### Input data ###

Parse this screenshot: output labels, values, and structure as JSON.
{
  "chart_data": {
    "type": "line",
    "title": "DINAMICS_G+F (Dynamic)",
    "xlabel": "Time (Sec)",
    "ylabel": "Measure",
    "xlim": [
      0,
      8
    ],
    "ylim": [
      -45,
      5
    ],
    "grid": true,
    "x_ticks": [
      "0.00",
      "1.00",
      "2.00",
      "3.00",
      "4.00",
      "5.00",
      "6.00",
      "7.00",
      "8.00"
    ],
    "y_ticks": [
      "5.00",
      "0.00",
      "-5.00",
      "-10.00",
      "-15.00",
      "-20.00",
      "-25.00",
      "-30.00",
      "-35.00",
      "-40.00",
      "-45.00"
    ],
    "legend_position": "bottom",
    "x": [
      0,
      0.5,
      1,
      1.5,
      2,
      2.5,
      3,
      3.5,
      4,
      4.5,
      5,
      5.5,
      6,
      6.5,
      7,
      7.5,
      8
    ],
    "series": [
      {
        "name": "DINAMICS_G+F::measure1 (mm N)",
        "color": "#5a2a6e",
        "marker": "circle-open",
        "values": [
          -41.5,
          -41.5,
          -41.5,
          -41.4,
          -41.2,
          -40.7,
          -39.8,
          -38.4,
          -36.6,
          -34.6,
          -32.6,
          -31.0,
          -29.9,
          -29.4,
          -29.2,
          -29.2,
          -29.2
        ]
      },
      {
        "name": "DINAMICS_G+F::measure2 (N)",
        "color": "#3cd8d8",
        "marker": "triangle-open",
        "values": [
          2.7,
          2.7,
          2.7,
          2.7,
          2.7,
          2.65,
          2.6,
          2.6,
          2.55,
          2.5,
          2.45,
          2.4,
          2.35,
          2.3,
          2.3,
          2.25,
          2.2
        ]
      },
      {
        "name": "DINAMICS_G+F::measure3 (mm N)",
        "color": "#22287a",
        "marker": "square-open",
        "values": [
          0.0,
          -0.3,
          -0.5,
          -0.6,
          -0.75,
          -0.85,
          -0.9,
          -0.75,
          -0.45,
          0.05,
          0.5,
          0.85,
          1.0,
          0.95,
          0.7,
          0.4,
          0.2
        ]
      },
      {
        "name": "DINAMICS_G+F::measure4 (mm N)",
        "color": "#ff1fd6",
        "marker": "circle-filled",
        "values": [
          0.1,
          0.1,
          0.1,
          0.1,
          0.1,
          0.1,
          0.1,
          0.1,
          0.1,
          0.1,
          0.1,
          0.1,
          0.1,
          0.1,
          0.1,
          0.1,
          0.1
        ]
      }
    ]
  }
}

###

** Requirements **
Please quote the records above exactly, without skipping a line.

** Problem solution **
Parse this screenshot: output labels, values, and structure as JSON.
{
  "chart_data": {
    "type": "line",
    "title": "DINAMICS_G+F (Dynamic)",
    "xlabel": "Time (Sec)",
    "ylabel": "Measure",
    "xlim": [
      0,
      8
    ],
    "ylim": [
      -45,
      5
    ],
    "grid": true,
    "x_ticks": [
      "0.00",
      "1.00",
      "2.00",
      "3.00",
      "4.00",
      "5.00",
      "6.00",
      "7.00",
      "8.00"
    ],
    "y_ticks": [
      "5.00",
      "0.00",
      "-5.00",
      "-10.00",
      "-15.00",
      "-20.00",
      "-25.00",
      "-30.00",
      "-35.00",
      "-40.00",
      "-45.00"
    ],
    "legend_position": "bottom",
    "x": [
      0,
      0.5,
      1,
      1.5,
      2,
      2.5,
      3,
      3.5,
      4,
      4.5,
      5,
      5.5,
      6,
      6.5,
      7,
      7.5,
      8
    ],
    "series": [
      {
        "name": "DINAMICS_G+F::measure1 (mm N)",
        "color": "#5a2a6e",
        "marker": "circle-open",
        "values": [
          -41.5,
          -41.5,
          -41.5,
          -41.4,
          -41.2,
          -40.7,
          -39.8,
          -38.4,
          -36.6,
          -34.6,
          -32.6,
          -31.0,
          -29.9,
          -29.4,
          -29.2,
          -29.2,
          -29.2
        ]
      },
      {
        "name": "DINAMICS_G+F::measure2 (N)",
        "color": "#3cd8d8",
        "marker": "triangle-open",
        "values": [
          2.7,
          2.7,
          2.7,
          2.7,
          2.7,
          2.65,
          2.6,
          2.6,
          2.55,
          2.5,
          2.45,
          2.4,
          2.35,
          2.3,
          2.3,
          2.25,
          2.2
        ]
      },
      {
        "name": "DINAMICS_G+F::measure3 (mm N)",
        "color": "#22287a",
        "marker": "square-open",
        "values": [
          0.0,
          -0.3,
          -0.5,
          -0.6,
          -0.75,
          -0.85,
          -0.9,
          -0.75,
          -0.45,
          0.05,
          0.5,
          0.85,
          1.0,
          0.95,
          0.7,
          0.4,
          0.2
        ]
      },
      {
        "name": "DINAMICS_G+F::measure4 (mm N)",
        "color": "#ff1fd6",
        "marker": "circle-filled",
        "values": [
          0.1,
          0.1,
          0.1,
          0.1,
          0.1,
          0.1,
          0.1,
          0.1,
          0.1,
          0.1,
          0.1,
          0.1,
          0.1,
          0.1,
          0.1,
          0.1,
          0.1
        ]
      }
    ]
  }
}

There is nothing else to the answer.